→ **Goal**:
Output all of the entries exactly as written.
┄┄┄┄┄┄┄┄┄┄┄┄┄┄┄┄┄┄┄┄
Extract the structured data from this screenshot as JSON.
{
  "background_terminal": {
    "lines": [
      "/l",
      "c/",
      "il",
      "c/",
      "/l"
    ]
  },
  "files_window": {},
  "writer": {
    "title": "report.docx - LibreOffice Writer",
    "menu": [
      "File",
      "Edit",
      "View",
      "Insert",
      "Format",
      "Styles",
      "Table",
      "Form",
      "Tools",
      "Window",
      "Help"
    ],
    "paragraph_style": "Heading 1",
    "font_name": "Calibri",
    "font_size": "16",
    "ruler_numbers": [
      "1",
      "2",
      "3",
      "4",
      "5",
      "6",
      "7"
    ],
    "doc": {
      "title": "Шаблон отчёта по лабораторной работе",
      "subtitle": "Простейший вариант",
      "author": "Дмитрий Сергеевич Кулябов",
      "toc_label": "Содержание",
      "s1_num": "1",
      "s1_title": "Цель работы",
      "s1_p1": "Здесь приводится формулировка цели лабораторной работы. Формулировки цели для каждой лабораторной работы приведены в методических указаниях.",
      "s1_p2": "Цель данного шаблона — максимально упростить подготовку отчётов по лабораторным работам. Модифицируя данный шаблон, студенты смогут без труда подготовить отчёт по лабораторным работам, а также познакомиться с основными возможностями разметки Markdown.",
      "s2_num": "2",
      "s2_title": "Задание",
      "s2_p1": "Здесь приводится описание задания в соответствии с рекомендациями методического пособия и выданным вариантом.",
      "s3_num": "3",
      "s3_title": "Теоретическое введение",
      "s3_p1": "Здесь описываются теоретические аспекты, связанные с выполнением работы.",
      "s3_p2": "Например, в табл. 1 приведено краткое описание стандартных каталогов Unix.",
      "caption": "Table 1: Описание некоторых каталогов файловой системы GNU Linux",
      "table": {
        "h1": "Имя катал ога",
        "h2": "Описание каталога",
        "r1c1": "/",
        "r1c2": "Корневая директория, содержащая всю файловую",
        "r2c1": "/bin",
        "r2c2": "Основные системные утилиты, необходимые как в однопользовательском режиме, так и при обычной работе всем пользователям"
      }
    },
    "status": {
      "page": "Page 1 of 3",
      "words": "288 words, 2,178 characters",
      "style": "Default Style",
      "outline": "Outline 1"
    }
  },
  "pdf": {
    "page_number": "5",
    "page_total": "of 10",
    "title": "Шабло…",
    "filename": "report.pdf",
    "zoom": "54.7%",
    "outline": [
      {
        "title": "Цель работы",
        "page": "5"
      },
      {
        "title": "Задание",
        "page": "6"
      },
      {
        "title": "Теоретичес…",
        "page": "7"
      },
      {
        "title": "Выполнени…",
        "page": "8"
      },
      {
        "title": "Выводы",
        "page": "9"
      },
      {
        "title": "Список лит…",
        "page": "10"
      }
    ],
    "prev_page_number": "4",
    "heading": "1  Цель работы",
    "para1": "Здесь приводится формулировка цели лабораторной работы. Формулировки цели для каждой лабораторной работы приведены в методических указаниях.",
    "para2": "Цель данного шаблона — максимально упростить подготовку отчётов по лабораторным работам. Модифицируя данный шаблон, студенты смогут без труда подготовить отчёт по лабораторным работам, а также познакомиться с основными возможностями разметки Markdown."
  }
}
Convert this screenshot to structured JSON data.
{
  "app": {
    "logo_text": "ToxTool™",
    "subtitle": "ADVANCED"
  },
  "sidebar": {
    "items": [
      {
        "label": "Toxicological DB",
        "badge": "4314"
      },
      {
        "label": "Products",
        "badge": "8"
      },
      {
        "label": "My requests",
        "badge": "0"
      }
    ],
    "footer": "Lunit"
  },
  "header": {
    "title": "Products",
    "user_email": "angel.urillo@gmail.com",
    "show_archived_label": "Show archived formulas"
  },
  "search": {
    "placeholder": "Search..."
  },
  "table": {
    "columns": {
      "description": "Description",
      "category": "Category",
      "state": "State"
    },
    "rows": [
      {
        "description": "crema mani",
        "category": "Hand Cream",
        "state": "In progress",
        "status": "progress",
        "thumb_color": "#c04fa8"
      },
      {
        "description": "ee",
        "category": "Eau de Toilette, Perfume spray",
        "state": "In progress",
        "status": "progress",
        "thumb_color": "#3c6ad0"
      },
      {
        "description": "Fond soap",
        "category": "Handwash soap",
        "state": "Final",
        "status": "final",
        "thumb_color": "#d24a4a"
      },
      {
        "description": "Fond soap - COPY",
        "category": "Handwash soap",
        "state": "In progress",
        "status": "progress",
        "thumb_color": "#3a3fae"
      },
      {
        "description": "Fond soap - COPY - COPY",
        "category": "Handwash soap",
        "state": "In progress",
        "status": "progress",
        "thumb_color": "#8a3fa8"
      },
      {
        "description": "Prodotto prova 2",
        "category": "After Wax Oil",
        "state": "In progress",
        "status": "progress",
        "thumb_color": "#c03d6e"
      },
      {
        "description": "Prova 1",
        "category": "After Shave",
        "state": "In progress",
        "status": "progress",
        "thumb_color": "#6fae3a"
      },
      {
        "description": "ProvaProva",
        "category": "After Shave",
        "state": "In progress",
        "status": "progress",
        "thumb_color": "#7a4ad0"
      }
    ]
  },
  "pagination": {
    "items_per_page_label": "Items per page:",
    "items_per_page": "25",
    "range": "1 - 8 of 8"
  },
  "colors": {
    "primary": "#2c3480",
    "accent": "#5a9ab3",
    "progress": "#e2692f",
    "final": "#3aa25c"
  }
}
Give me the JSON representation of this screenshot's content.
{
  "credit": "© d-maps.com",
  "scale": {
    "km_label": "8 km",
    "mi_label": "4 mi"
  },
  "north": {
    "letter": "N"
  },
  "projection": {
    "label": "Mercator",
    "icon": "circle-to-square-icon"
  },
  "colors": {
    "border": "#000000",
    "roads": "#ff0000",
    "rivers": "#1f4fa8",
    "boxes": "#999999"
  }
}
┄┄┄┄┄┄┄┄┄┄┄┄┄┄┄┄┄┄┄┄
→ **Solution to the exercise**:
Extract the structured data from this screenshot as JSON.
{
  "background_terminal": {
    "lines": [
      "/l",
      "c/",
      "il",
      "c/",
      "/l"
    ]
  },
  "files_window": {},
  "writer": {
    "title": "report.docx - LibreOffice Writer",
    "menu": [
      "File",
      "Edit",
      "View",
      "Insert",
      "Format",
      "Styles",
      "Table",
      "Form",
      "Tools",
      "Window",
      "Help"
    ],
    "paragraph_style": "Heading 1",
    "font_name": "Calibri",
    "font_size": "16",
    "ruler_numbers": [
      "1",
      "2",
      "3",
      "4",
      "5",
      "6",
      "7"
    ],
    "doc": {
      "title": "Шаблон отчёта по лабораторной работе",
      "subtitle": "Простейший вариант",
      "author": "Дмитрий Сергеевич Кулябов",
      "toc_label": "Содержание",
      "s1_num": "1",
      "s1_title": "Цель работы",
      "s1_p1": "Здесь приводится формулировка цели лабораторной работы. Формулировки цели для каждой лабораторной работы приведены в методических указаниях.",
      "s1_p2": "Цель данного шаблона — максимально упростить подготовку отчётов по лабораторным работам. Модифицируя данный шаблон, студенты смогут без труда подготовить отчёт по лабораторным работам, а также познакомиться с основными возможностями разметки Markdown.",
      "s2_num": "2",
      "s2_title": "Задание",
      "s2_p1": "Здесь приводится описание задания в соответствии с рекомендациями методического пособия и выданным вариантом.",
      "s3_num": "3",
      "s3_title": "Теоретическое введение",
      "s3_p1": "Здесь описываются теоретические аспекты, связанные с выполнением работы.",
      "s3_p2": "Например, в табл. 1 приведено краткое описание стандартных каталогов Unix.",
      "caption": "Table 1: Описание некоторых каталогов файловой системы GNU Linux",
      "table": {
        "h1": "Имя катал ога",
        "h2": "Описание каталога",
        "r1c1": "/",
        "r1c2": "Корневая директория, содержащая всю файловую",
        "r2c1": "/bin",
        "r2c2": "Основные системные утилиты, необходимые как в однопользовательском режиме, так и при обычной работе всем пользователям"
      }
    },
    "status": {
      "page": "Page 1 of 3",
      "words": "288 words, 2,178 characters",
      "style": "Default Style",
      "outline": "Outline 1"
    }
  },
  "pdf": {
    "page_number": "5",
    "page_total": "of 10",
    "title": "Шабло…",
    "filename": "report.pdf",
    "zoom": "54.7%",
    "outline": [
      {
        "title": "Цель работы",
        "page": "5"
      },
      {
        "title": "Задание",
        "page": "6"
      },
      {
        "title": "Теоретичес…",
        "page": "7"
      },
      {
        "title": "Выполнени…",
        "page": "8"
      },
      {
        "title": "Выводы",
        "page": "9"
      },
      {
        "title": "Список лит…",
        "page": "10"
      }
    ],
    "prev_page_number": "4",
    "heading": "1  Цель работы",
    "para1": "Здесь приводится формулировка цели лабораторной работы. Формулировки цели для каждой лабораторной работы приведены в методических указаниях.",
    "para2": "Цель данного шаблона — максимально упростить подготовку отчётов по лабораторным работам. Модифицируя данный шаблон, студенты смогут без труда подготовить отчёт по лабораторным работам, а также познакомиться с основными возможностями разметки Markdown."
  }
}
Convert this screenshot to structured JSON data.
{
  "app": {
    "logo_text": "ToxTool™",
    "subtitle": "ADVANCED"
  },
  "sidebar": {
    "items": [
      {
        "label": "Toxicological DB",
        "badge": "4314"
      },
      {
        "label": "Products",
        "badge": "8"
      },
      {
        "label": "My requests",
        "badge": "0"
      }
    ],
    "footer": "Lunit"
  },
  "header": {
    "title": "Products",
    "user_email": "angel.urillo@gmail.com",
    "show_archived_label": "Show archived formulas"
  },
  "search": {
    "placeholder": "Search..."
  },
  "table": {
    "columns": {
      "description": "Description",
      "category": "Category",
      "state": "State"
    },
    "rows": [
      {
        "description": "crema mani",
        "category": "Hand Cream",
        "state": "In progress",
        "status": "progress",
        "thumb_color": "#c04fa8"
      },
      {
        "description": "ee",
        "category": "Eau de Toilette, Perfume spray",
        "state": "In progress",
        "status": "progress",
        "thumb_color": "#3c6ad0"
      },
      {
        "description": "Fond soap",
        "category": "Handwash soap",
        "state": "Final",
        "status": "final",
        "thumb_color": "#d24a4a"
      },
      {
        "description": "Fond soap - COPY",
        "category": "Handwash soap",
        "state": "In progress",
        "status": "progress",
        "thumb_color": "#3a3fae"
      },
      {
        "description": "Fond soap - COPY - COPY",
        "category": "Handwash soap",
        "state": "In progress",
        "status": "progress",
        "thumb_color": "#8a3fa8"
      },
      {
        "description": "Prodotto prova 2",
        "category": "After Wax Oil",
        "state": "In progress",
        "status": "progress",
        "thumb_color": "#c03d6e"
      },
      {
        "description": "Prova 1",
        "category": "After Shave",
        "state": "In progress",
        "status": "progress",
        "thumb_color": "#6fae3a"
      },
      {
        "description": "ProvaProva",
        "category": "After Shave",
        "state": "In progress",
        "status": "progress",
        "thumb_color": "#7a4ad0"
      }
    ]
  },
  "pagination": {
    "items_per_page_label": "Items per page:",
    "items_per_page": "25",
    "range": "1 - 8 of 8"
  },
  "colors": {
    "primary": "#2c3480",
    "accent": "#5a9ab3",
    "progress": "#e2692f",
    "final": "#3aa25c"
  }
}
Give me the JSON representation of this screenshot's content.
{
  "credit": "© d-maps.com",
  "scale": {
    "km_label": "8 km",
    "mi_label": "4 mi"
  },
  "north": {
    "letter": "N"
  },
  "projection": {
    "label": "Mercator",
    "icon": "circle-to-square-icon"
  },
  "colors": {
    "border": "#000000",
    "roads": "#ff0000",
    "rivers": "#1f4fa8",
    "boxes": "#999999"
  }
}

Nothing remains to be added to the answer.